Problem details: Your answer should be a single number: the count of lines containing the string "wide".

★ ★ ★ ★ ★ ★ ★

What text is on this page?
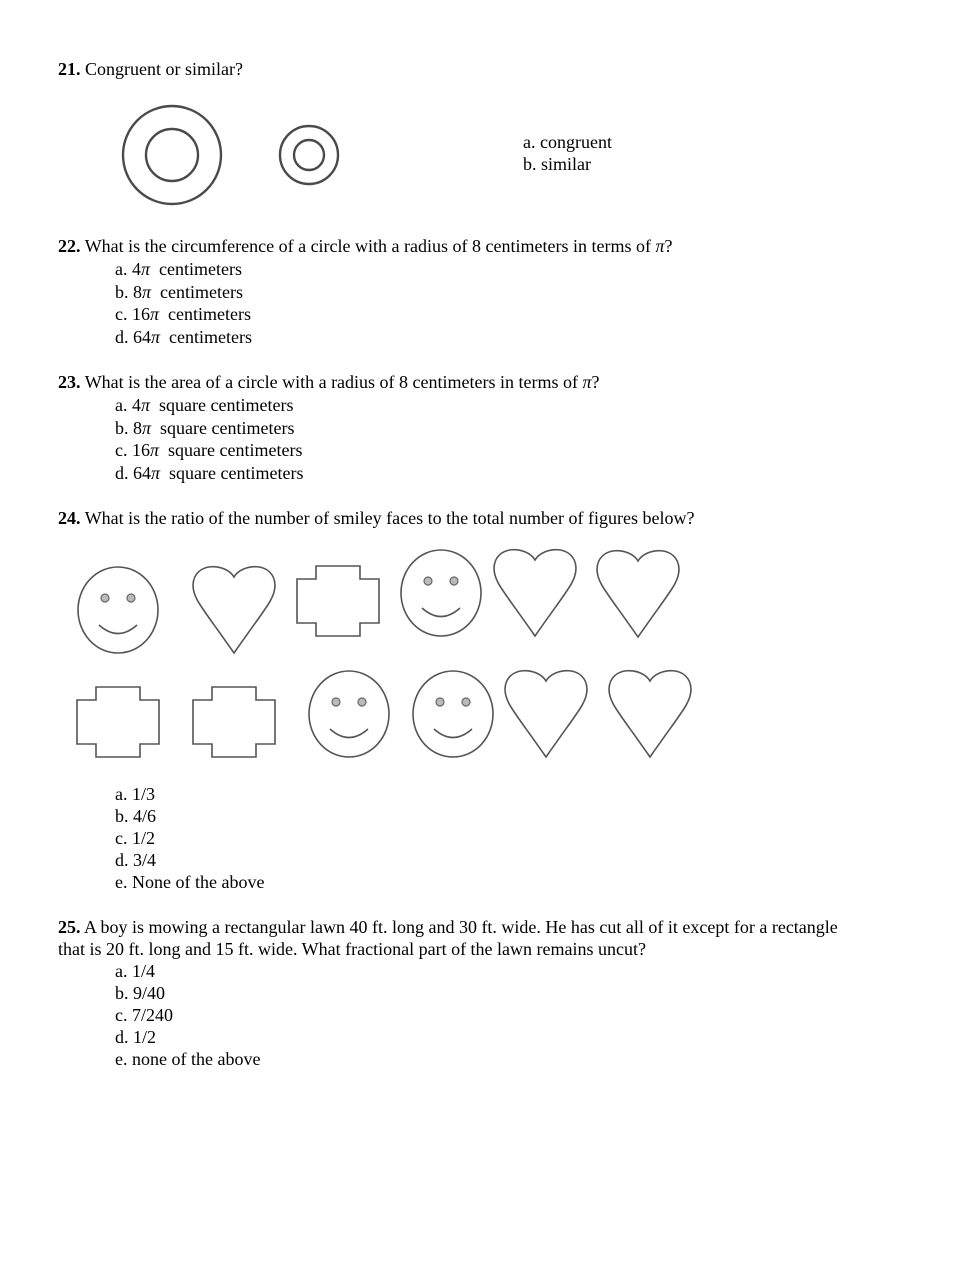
21. Congruent or similar?
a. congruent
b. similar
22. What is the circumference of a circle with a radius of 8 centimeters in terms of π?
a. 4π centimeters
b. 8π centimeters
c. 16π centimeters
d. 64π centimeters
23. What is the area of a circle with a radius of 8 centimeters in terms of π?
a. 4π square centimeters
b. 8π square centimeters
c. 16π square centimeters
d. 64π square centimeters
24. What is the ratio of the number of smiley faces to the total number of figures below?
a. 1/3
b. 4/6
c. 1/2
d. 3/4
e. None of the above
25. A boy is mowing a rectangular lawn 40 ft. long and 30 ft. wide. He has cut all of it except for a rectangle
that is 20 ft. long and 15 ft. wide. What fractional part of the lawn remains uncut?
a. 1/4
b. 9/40
c. 7/240
d. 1/2
e. none of the above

★ ★ ★ ★ ★ ★ ★

Solution below: 2